Stored records
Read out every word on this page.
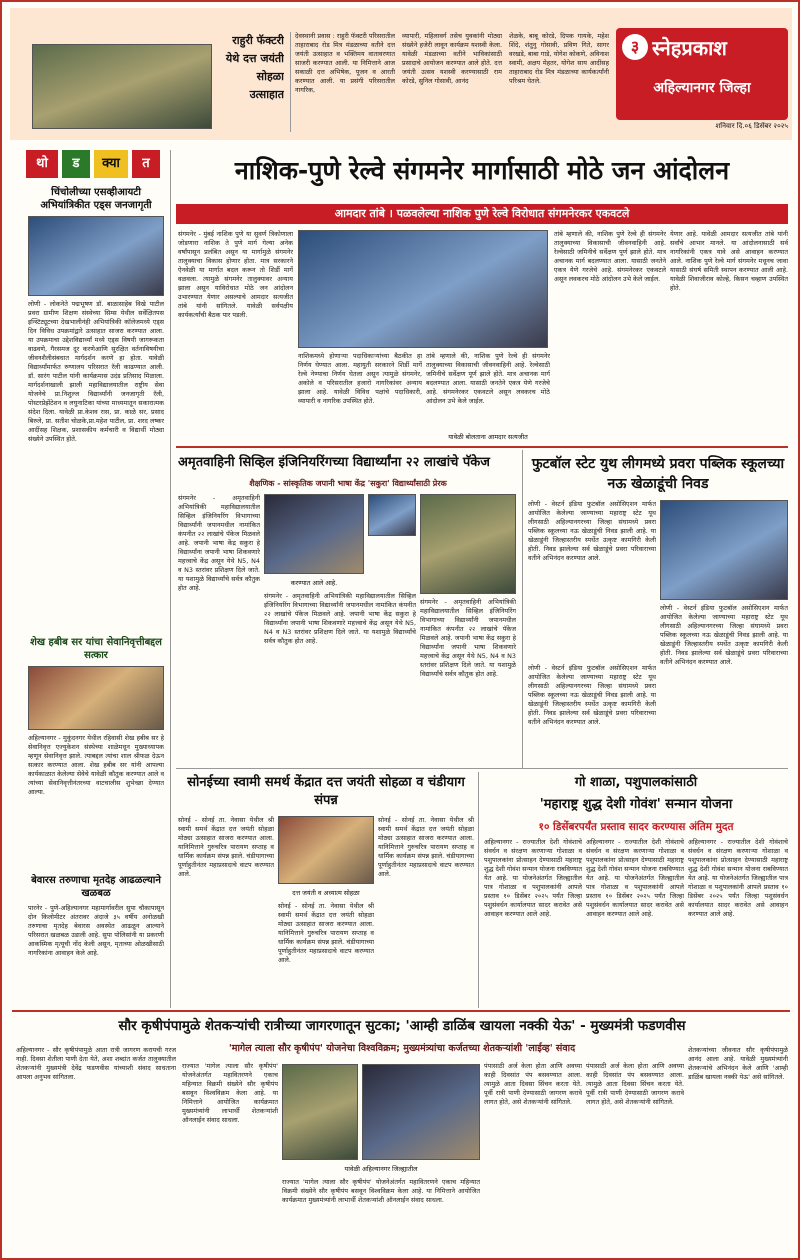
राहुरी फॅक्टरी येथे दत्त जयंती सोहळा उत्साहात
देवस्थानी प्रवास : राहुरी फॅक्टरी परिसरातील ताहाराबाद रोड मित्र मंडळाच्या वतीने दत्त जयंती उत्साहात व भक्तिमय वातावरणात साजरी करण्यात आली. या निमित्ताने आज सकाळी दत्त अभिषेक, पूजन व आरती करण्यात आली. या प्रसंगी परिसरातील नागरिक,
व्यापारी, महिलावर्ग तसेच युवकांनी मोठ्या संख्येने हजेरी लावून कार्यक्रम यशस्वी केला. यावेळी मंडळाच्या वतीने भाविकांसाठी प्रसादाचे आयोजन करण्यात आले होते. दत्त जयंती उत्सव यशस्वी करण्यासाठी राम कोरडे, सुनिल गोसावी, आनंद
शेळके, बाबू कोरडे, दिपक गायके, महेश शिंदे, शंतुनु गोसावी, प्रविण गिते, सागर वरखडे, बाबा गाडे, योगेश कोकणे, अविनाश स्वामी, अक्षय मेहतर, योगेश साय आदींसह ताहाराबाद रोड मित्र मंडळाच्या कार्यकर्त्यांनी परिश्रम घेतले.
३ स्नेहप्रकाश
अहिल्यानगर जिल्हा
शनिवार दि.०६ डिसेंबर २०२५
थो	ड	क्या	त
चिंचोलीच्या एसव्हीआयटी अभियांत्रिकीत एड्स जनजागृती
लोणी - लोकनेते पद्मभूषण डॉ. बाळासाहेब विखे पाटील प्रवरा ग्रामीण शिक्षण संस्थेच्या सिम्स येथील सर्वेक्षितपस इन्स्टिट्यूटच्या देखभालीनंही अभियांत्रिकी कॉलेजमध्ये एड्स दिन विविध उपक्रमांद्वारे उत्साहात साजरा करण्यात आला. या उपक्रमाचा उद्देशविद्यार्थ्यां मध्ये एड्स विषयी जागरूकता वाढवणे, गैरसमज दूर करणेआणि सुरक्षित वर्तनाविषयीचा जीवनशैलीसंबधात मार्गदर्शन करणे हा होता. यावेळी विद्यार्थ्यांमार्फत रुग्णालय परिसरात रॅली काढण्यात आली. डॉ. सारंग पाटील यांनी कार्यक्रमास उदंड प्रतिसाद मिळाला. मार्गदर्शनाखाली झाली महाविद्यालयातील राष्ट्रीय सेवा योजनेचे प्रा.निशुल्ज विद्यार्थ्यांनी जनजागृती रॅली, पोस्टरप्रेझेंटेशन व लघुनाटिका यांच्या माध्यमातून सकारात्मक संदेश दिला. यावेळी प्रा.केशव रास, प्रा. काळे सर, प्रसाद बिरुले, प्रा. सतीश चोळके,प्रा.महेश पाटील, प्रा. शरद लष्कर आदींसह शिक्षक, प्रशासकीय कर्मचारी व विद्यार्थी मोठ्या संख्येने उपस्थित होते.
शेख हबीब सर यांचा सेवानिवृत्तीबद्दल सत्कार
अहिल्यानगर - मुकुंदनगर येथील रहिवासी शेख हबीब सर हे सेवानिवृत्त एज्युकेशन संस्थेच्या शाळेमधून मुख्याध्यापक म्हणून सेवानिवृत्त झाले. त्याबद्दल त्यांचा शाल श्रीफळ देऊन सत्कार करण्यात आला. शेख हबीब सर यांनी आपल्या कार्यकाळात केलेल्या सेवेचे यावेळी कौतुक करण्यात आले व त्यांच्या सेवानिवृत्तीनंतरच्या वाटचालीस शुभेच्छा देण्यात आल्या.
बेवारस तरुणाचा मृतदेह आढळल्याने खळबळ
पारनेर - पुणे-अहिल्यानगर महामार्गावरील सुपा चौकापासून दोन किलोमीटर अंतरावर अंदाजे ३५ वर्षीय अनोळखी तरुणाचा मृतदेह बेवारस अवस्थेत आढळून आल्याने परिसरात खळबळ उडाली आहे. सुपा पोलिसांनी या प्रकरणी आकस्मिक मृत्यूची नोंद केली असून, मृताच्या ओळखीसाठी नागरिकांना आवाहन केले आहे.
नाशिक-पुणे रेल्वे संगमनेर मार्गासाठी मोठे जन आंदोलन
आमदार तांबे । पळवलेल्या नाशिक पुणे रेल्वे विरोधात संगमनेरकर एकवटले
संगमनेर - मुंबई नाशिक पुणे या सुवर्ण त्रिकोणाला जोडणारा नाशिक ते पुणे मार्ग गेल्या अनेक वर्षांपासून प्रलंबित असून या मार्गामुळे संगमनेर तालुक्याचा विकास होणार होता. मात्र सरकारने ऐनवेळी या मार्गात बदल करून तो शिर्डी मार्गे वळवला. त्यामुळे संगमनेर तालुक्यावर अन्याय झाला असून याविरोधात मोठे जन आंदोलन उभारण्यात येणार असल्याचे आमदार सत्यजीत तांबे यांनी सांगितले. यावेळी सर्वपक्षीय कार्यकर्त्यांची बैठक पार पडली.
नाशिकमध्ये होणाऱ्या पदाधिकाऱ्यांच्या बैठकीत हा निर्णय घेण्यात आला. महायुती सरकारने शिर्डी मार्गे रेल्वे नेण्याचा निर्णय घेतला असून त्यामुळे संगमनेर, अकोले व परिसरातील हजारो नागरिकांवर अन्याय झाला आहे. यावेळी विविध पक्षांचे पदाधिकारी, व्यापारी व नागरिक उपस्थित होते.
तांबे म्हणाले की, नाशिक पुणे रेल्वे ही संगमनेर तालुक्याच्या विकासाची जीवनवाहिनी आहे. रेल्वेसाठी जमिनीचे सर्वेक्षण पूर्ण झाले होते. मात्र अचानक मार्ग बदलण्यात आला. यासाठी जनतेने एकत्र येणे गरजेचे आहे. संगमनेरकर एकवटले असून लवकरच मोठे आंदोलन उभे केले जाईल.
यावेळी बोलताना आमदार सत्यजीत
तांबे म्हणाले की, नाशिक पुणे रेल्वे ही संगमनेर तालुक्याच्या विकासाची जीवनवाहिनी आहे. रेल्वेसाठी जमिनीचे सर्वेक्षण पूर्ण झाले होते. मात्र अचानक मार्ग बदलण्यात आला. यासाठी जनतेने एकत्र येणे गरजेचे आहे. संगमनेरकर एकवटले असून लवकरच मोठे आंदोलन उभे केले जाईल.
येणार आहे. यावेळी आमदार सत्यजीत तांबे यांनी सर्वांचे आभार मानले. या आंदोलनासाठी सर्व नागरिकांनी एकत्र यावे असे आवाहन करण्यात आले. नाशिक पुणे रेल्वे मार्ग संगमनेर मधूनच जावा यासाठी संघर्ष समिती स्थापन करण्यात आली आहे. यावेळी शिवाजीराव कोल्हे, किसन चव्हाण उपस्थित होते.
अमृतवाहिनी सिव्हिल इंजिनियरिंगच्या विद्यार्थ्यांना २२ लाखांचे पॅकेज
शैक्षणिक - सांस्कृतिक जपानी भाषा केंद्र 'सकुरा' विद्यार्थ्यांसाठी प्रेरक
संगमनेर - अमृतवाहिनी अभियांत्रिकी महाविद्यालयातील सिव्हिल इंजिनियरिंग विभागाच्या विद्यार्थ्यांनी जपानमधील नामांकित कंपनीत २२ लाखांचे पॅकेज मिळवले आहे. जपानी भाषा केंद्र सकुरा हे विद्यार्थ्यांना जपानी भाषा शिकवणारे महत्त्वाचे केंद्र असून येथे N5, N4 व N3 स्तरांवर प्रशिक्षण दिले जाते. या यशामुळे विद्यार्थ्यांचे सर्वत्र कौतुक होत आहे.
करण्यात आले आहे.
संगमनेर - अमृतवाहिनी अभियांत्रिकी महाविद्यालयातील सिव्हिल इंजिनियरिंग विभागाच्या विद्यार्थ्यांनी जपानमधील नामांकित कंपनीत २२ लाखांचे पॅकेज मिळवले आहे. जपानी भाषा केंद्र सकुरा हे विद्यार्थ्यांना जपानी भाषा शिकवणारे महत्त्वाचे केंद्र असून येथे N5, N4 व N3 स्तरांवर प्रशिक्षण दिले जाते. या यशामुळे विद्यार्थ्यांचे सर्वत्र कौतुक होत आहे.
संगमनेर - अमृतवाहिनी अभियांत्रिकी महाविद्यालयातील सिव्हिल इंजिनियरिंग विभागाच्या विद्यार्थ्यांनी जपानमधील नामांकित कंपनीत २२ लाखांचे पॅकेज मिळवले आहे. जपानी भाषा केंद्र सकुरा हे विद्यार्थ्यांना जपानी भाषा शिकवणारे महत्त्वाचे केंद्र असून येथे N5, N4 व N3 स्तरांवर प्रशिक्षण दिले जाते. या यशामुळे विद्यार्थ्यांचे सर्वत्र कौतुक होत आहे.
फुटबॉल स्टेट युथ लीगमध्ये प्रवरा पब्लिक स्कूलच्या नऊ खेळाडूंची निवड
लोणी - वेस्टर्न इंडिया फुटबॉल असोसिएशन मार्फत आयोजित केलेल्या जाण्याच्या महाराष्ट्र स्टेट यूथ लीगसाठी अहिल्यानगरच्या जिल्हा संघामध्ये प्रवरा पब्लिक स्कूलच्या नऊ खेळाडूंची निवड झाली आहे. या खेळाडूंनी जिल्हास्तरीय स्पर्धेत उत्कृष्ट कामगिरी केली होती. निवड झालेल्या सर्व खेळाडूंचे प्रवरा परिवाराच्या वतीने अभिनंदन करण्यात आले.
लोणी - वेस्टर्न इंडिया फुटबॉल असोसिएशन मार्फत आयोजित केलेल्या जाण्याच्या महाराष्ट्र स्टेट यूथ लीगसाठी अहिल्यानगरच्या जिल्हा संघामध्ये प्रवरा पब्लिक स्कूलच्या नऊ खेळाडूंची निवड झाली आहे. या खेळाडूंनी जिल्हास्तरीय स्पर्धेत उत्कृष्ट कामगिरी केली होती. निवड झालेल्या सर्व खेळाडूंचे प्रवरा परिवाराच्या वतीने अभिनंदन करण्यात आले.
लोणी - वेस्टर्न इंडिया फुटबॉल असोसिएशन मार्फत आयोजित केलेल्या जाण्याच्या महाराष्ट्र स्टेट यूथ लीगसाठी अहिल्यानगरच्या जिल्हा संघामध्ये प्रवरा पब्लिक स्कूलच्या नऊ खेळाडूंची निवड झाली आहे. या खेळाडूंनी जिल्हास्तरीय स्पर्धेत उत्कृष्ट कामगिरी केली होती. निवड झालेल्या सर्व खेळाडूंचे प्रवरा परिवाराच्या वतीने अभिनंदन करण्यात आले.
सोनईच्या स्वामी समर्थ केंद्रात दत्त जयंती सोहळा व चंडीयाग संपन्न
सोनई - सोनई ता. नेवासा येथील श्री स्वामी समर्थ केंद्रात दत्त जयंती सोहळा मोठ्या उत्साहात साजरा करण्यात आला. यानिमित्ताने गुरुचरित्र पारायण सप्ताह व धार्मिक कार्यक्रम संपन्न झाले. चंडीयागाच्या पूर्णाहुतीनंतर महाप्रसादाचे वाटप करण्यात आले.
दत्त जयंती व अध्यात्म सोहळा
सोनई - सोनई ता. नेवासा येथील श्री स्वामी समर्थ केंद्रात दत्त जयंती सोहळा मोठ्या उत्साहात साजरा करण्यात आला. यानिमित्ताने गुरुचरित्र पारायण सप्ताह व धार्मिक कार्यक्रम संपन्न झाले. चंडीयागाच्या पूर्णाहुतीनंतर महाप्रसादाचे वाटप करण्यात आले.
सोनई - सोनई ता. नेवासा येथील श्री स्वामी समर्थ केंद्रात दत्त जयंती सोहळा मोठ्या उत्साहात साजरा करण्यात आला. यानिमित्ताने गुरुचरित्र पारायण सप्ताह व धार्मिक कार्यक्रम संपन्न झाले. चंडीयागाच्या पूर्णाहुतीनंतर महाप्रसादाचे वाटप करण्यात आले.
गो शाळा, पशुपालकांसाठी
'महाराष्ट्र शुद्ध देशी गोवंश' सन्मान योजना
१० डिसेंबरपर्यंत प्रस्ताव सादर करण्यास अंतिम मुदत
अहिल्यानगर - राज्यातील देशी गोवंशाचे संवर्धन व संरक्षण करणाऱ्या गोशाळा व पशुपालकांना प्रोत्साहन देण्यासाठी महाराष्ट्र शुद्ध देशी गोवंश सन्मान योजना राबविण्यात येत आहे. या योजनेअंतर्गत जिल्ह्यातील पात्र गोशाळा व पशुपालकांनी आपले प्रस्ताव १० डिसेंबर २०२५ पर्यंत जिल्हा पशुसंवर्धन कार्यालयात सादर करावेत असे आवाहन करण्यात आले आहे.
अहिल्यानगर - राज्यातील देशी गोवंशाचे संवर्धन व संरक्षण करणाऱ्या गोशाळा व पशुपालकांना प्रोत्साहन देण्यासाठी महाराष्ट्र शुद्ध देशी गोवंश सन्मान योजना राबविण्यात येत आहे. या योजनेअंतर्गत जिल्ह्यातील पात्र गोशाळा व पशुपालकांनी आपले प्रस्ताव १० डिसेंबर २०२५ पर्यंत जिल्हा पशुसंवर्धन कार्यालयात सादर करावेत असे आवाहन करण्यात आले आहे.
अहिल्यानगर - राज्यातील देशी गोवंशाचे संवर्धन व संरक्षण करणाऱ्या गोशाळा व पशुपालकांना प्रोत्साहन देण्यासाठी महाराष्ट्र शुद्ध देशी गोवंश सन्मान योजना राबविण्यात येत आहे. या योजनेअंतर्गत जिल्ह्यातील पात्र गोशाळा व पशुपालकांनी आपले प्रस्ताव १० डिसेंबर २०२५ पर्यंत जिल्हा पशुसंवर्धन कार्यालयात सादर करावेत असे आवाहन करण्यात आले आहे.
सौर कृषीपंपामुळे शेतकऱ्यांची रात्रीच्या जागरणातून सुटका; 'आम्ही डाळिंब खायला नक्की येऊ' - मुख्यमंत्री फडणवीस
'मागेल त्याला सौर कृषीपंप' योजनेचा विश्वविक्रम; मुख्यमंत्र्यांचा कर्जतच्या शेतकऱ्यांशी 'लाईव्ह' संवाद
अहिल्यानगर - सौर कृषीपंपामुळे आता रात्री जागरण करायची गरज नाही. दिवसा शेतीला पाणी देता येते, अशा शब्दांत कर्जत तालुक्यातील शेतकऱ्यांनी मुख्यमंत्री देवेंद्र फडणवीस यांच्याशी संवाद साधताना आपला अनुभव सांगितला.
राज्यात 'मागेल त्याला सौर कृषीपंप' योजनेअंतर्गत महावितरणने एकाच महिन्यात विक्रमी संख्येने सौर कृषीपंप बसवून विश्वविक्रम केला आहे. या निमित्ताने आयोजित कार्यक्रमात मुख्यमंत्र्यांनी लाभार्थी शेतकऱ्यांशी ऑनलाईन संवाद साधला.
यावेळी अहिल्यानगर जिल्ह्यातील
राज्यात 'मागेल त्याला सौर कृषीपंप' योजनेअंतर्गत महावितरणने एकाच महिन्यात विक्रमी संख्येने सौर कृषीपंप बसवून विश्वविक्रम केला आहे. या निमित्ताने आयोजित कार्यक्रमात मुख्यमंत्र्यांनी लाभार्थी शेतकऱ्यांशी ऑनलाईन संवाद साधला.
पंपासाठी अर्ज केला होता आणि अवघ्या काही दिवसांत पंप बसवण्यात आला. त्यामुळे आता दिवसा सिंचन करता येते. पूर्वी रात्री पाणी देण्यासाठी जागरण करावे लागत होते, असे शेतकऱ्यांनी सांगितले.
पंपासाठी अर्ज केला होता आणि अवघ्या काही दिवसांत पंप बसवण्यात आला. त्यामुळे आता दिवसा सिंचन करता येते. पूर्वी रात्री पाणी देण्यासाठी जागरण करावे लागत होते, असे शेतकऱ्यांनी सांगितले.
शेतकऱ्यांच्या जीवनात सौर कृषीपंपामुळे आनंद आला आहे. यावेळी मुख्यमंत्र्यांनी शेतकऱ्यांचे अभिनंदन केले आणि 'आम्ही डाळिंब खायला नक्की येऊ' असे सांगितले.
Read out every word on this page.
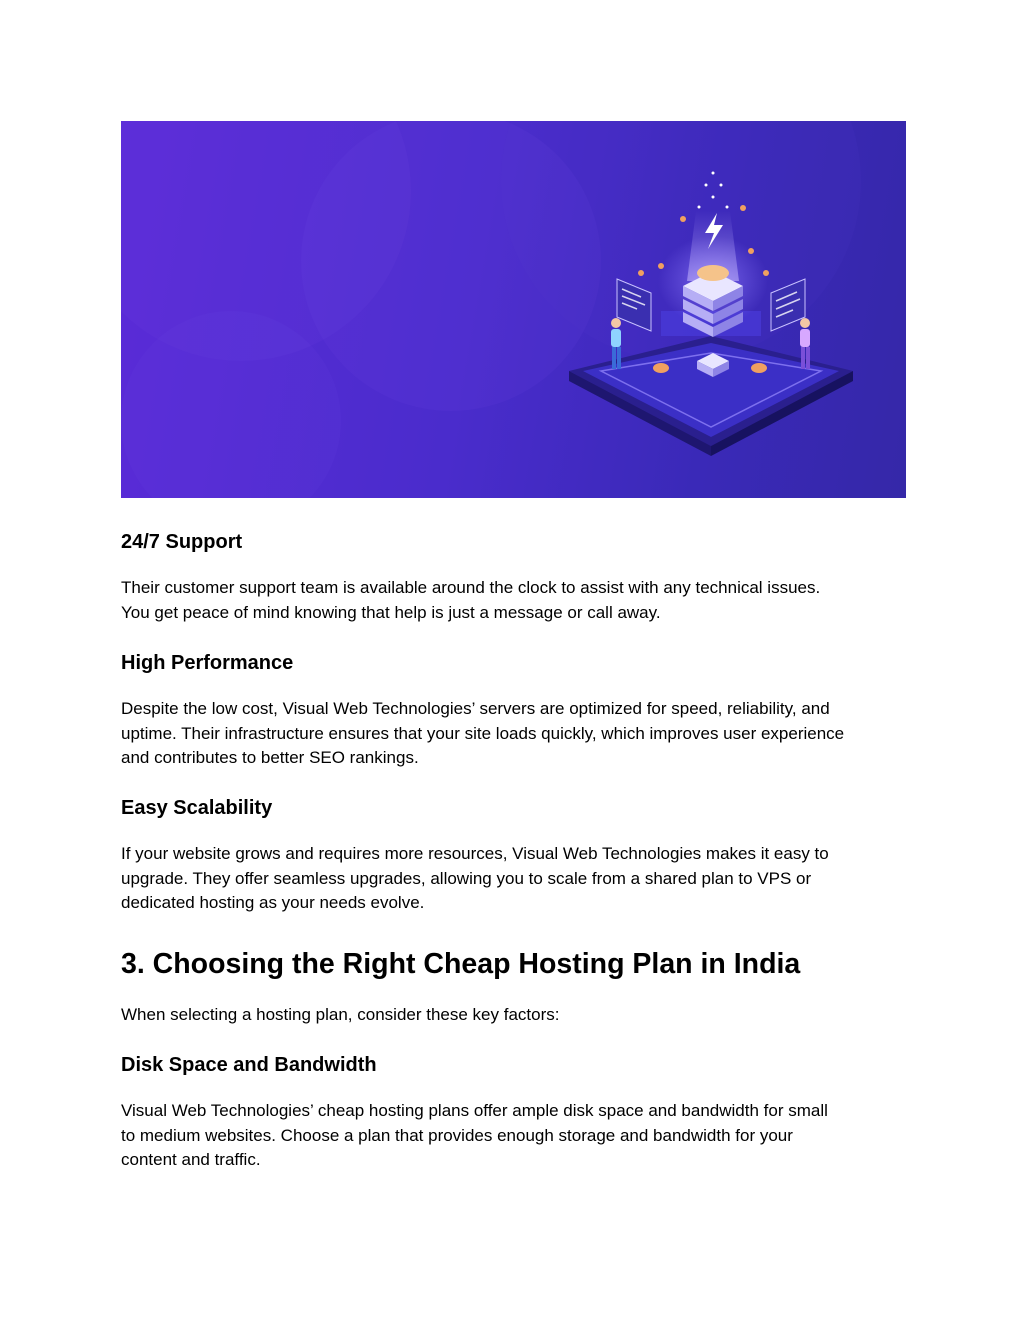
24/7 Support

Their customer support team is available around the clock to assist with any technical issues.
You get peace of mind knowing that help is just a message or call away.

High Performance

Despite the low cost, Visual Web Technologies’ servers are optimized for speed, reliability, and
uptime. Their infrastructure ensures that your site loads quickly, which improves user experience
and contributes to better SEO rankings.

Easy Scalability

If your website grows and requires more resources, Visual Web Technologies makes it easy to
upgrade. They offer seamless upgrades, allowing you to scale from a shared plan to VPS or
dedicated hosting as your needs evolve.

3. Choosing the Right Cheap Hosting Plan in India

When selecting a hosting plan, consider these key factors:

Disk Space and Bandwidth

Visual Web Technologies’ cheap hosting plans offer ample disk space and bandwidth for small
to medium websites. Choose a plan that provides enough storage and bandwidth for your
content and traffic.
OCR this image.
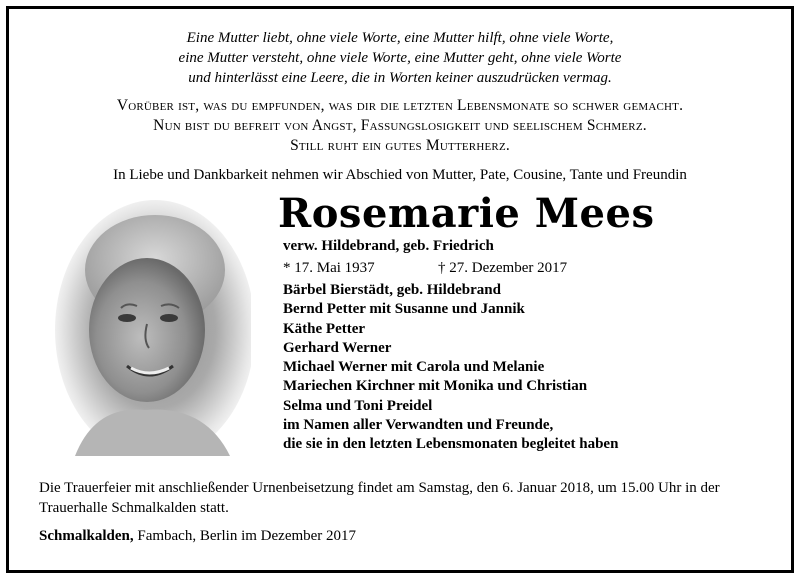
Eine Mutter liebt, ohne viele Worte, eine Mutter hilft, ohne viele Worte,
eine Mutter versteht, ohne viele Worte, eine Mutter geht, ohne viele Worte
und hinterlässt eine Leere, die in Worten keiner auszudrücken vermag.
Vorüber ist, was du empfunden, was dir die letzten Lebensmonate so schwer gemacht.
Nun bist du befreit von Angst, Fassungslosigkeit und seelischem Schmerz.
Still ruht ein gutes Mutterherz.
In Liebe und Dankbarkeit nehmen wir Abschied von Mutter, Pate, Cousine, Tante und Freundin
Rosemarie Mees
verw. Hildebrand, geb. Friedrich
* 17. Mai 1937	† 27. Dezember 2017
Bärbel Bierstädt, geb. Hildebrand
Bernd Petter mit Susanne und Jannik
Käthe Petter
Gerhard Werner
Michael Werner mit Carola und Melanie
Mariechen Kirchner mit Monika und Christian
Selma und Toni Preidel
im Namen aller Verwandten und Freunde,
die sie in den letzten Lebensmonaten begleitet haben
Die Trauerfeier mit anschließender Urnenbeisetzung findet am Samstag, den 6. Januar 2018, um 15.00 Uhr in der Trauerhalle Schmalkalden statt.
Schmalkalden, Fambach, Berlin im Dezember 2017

_The task_
Set down exactly and only the lines from the line that contains "OCR this image." through the last line of the entries above, with both of those lines included and the pictures left out.

_Answer to the task_
OCR this image.
Eine Mutter liebt, ohne viele Worte, eine Mutter hilft, ohne viele Worte,
eine Mutter versteht, ohne viele Worte, eine Mutter geht, ohne viele Worte
und hinterlässt eine Leere, die in Worten keiner auszudrücken vermag.
Vorüber ist, was du empfunden, was dir die letzten Lebensmonate so schwer gemacht.
Nun bist du befreit von Angst, Fassungslosigkeit und seelischem Schmerz.
Still ruht ein gutes Mutterherz.
In Liebe und Dankbarkeit nehmen wir Abschied von Mutter, Pate, Cousine, Tante und Freundin
Rosemarie Mees
verw. Hildebrand, geb. Friedrich
* 17. Mai 1937	† 27. Dezember 2017
Bärbel Bierstädt, geb. Hildebrand
Bernd Petter mit Susanne und Jannik
Käthe Petter
Gerhard Werner
Michael Werner mit Carola und Melanie
Mariechen Kirchner mit Monika und Christian
Selma und Toni Preidel
im Namen aller Verwandten und Freunde,
die sie in den letzten Lebensmonaten begleitet haben
Die Trauerfeier mit anschließender Urnenbeisetzung findet am Samstag, den 6. Januar 2018, um 15.00 Uhr in der Trauerhalle Schmalkalden statt.
Schmalkalden, Fambach, Berlin im Dezember 2017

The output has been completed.